MATERIAL SUPPLIED
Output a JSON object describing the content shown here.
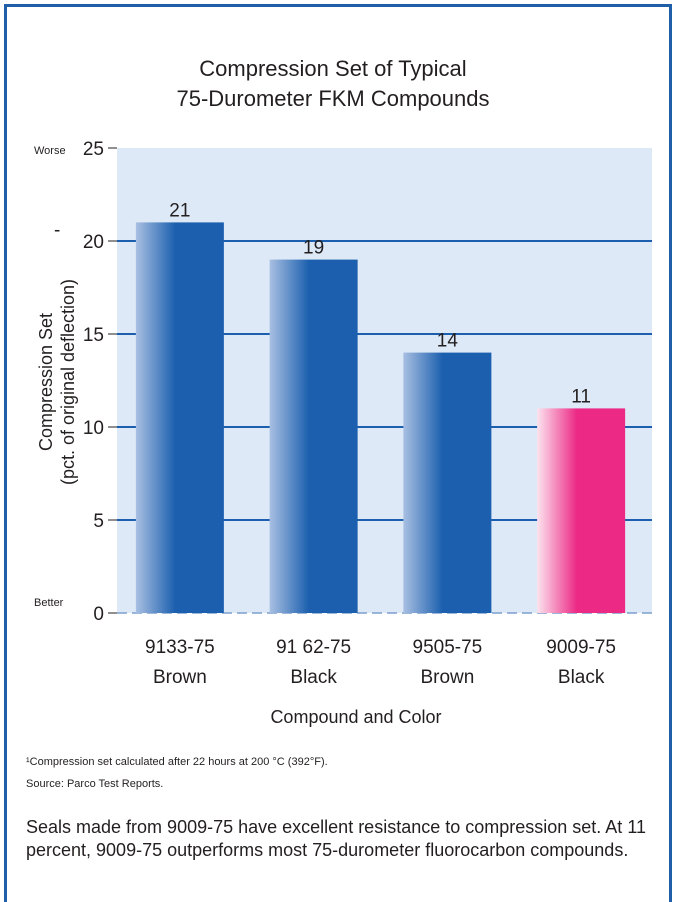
{
  "chart_data": {
    "type": "bar",
    "title": "Compression Set of Typical",
    "subtitle": "75-Durometer FKM Compounds",
    "categories": [
      [
        "9133-75",
        "Brown"
      ],
      [
        "91 62-75",
        "Black"
      ],
      [
        "9505-75",
        "Brown"
      ],
      [
        "9009-75",
        "Black"
      ]
    ],
    "values": [
      21,
      19,
      14,
      11
    ],
    "value_labels": [
      "21",
      "19",
      "14",
      "11"
    ],
    "bar_colors": [
      "#1b5fae",
      "#1b5fae",
      "#1b5fae",
      "#ec2a86"
    ],
    "ylim": [
      0,
      25
    ],
    "yticks": [
      "0",
      "5",
      "10",
      "15",
      "20",
      "25"
    ],
    "ylabel_lines": [
      "Compression Set",
      "(pct. of original deflection)"
    ],
    "xlabel": "Compound and Color",
    "y_top_note": "Worse",
    "y_bottom_note": "Better",
    "y_tick_mark": "-",
    "grid": true,
    "colors": {
      "plot_background": "#dde9f6",
      "gridline": "#1b5fae",
      "border": "#1f5fa8"
    }
  },
  "footnotes": {
    "note1": "¹Compression set calculated after 22 hours at 200 °C (392°F).",
    "note2": "Source: Parco Test Reports."
  },
  "caption": "Seals made from 9009-75 have excellent resistance to compression set. At 11 percent, 9009-75 outperforms most 75-durometer fluorocarbon compounds."
}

WHAT IS EXPECTED
Print each entry shown above with exact wording and no pictures.

EXERCISE ANSWER
Output a JSON object describing the content shown here.
{
  "chart_data": {
    "type": "bar",
    "title": "Compression Set of Typical",
    "subtitle": "75-Durometer FKM Compounds",
    "categories": [
      [
        "9133-75",
        "Brown"
      ],
      [
        "91 62-75",
        "Black"
      ],
      [
        "9505-75",
        "Brown"
      ],
      [
        "9009-75",
        "Black"
      ]
    ],
    "values": [
      21,
      19,
      14,
      11
    ],
    "value_labels": [
      "21",
      "19",
      "14",
      "11"
    ],
    "bar_colors": [
      "#1b5fae",
      "#1b5fae",
      "#1b5fae",
      "#ec2a86"
    ],
    "ylim": [
      0,
      25
    ],
    "yticks": [
      "0",
      "5",
      "10",
      "15",
      "20",
      "25"
    ],
    "ylabel_lines": [
      "Compression Set",
      "(pct. of original deflection)"
    ],
    "xlabel": "Compound and Color",
    "y_top_note": "Worse",
    "y_bottom_note": "Better",
    "y_tick_mark": "-",
    "grid": true,
    "colors": {
      "plot_background": "#dde9f6",
      "gridline": "#1b5fae",
      "border": "#1f5fa8"
    }
  },
  "footnotes": {
    "note1": "¹Compression set calculated after 22 hours at 200 °C (392°F).",
    "note2": "Source: Parco Test Reports."
  },
  "caption": "Seals made from 9009-75 have excellent resistance to compression set. At 11 percent, 9009-75 outperforms most 75-durometer fluorocarbon compounds."
}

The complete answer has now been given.